[Task] Transcribe the entries that follow exactly as they appear, minus pictures.
⟨
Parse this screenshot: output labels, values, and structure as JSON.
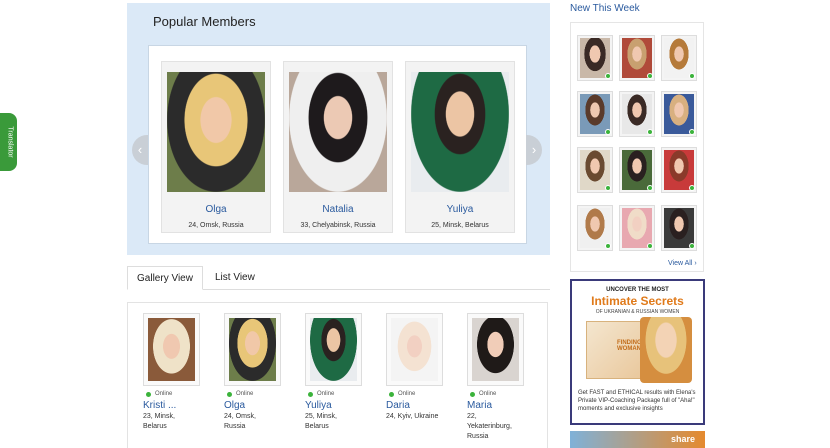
{
  "translator": {
    "label": "Translator"
  },
  "popular": {
    "title": "Popular Members",
    "members": [
      {
        "name": "Olga",
        "info": "24, Omsk, Russia"
      },
      {
        "name": "Natalia",
        "info": "33, Chelyabinsk, Russia"
      },
      {
        "name": "Yuliya",
        "info": "25, Minsk, Belarus"
      }
    ]
  },
  "tabs": {
    "gallery": "Gallery View",
    "list": "List View"
  },
  "gallery": {
    "online_label": "Online",
    "items": [
      {
        "name": "Kristi ...",
        "line1": "23, Minsk,",
        "line2": "Belarus",
        "line3": ""
      },
      {
        "name": "Olga",
        "line1": "24, Omsk,",
        "line2": "Russia",
        "line3": ""
      },
      {
        "name": "Yuliya",
        "line1": "25, Minsk,",
        "line2": "Belarus",
        "line3": ""
      },
      {
        "name": "Daria",
        "line1": "24, Kyiv, Ukraine",
        "line2": "",
        "line3": ""
      },
      {
        "name": "Maria",
        "line1": "22,",
        "line2": "Yekaterinburg,",
        "line3": "Russia"
      }
    ]
  },
  "new_this_week": {
    "title": "New This Week",
    "view_all": "View All ›"
  },
  "ad": {
    "line1": "UNCOVER THE MOST",
    "line2": "Intimate Secrets",
    "line3": "OF UKRANIAN & RUSSIAN WOMEN",
    "book_text": "FINDING WOMAN",
    "body": "Get FAST and ETHICAL results with Elena's Private VIP-Coaching Package full of \"Aha!\" moments and exclusive insights"
  },
  "share": {
    "label": "share"
  },
  "colors": {
    "link": "#2a5a9e",
    "panel": "#dbe9f7",
    "online": "#3bb33b",
    "translator": "#3a9a3a"
  }
}
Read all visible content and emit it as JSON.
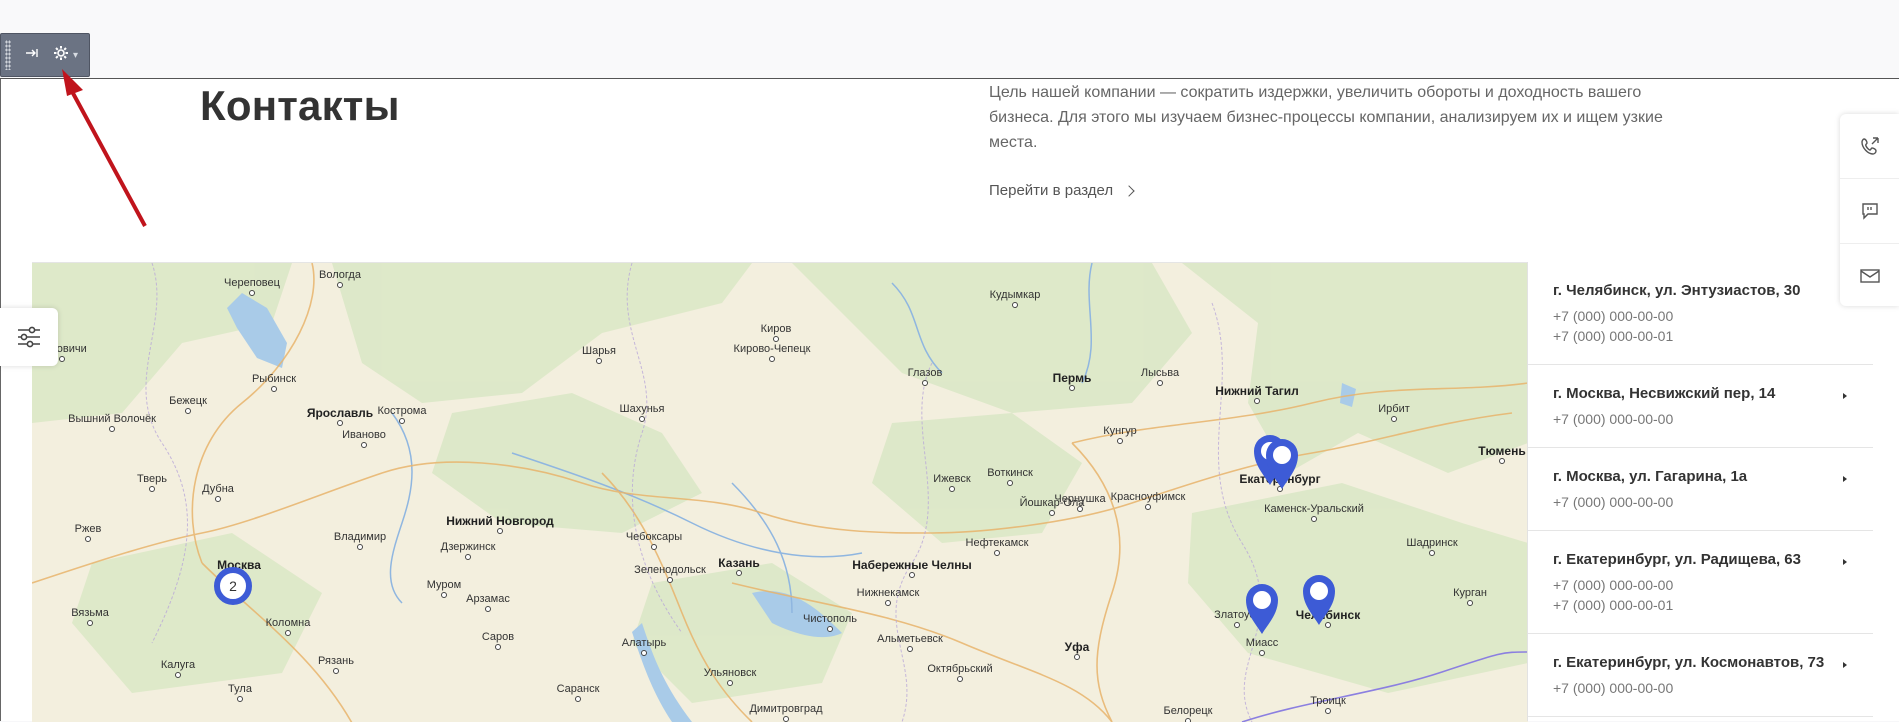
⟩
[Answer to the exercise]
Parse this screenshot: output labels, values, and structure as JSON.
{
  "translator": {
    "label": "Translator"
  },
  "popular": {
    "title": "Popular Members",
    "members": [
      {
        "name": "Olga",
        "info": "24, Omsk, Russia"
      },
      {
        "name": "Natalia",
        "info": "33, Chelyabinsk, Russia"
      },
      {
        "name": "Yuliya",
        "info": "25, Minsk, Belarus"
      }
    ]
  },
  "tabs": {
    "gallery": "Gallery View",
    "list": "List View"
  },
  "gallery": {
    "online_label": "Online",
    "items": [
      {
        "name": "Kristi ...",
        "line1": "23, Minsk,",
        "line2": "Belarus",
        "line3": ""
      },
      {
        "name": "Olga",
        "line1": "24, Omsk,",
        "line2": "Russia",
        "line3": ""
      },
      {
        "name": "Yuliya",
        "line1": "25, Minsk,",
        "line2": "Belarus",
        "line3": ""
      },
      {
        "name": "Daria",
        "line1": "24, Kyiv, Ukraine",
        "line2": "",
        "line3": ""
      },
      {
        "name": "Maria",
        "line1": "22,",
        "line2": "Yekaterinburg,",
        "line3": "Russia"
      }
    ]
  },
  "new_this_week": {
    "title": "New This Week",
    "view_all": "View All ›"
  },
  "ad": {
    "line1": "UNCOVER THE MOST",
    "line2": "Intimate Secrets",
    "line3": "OF UKRANIAN & RUSSIAN WOMEN",
    "book_text": "FINDING WOMAN",
    "body": "Get FAST and ETHICAL results with Elena's Private VIP-Coaching Package full of \"Aha!\" moments and exclusive insights"
  },
  "share": {
    "label": "share"
  },
  "colors": {
    "link": "#2a5a9e",
    "panel": "#dbe9f7",
    "online": "#3bb33b",
    "translator": "#3a9a3a"
  }
}
Read all visible content and emit it as JSON.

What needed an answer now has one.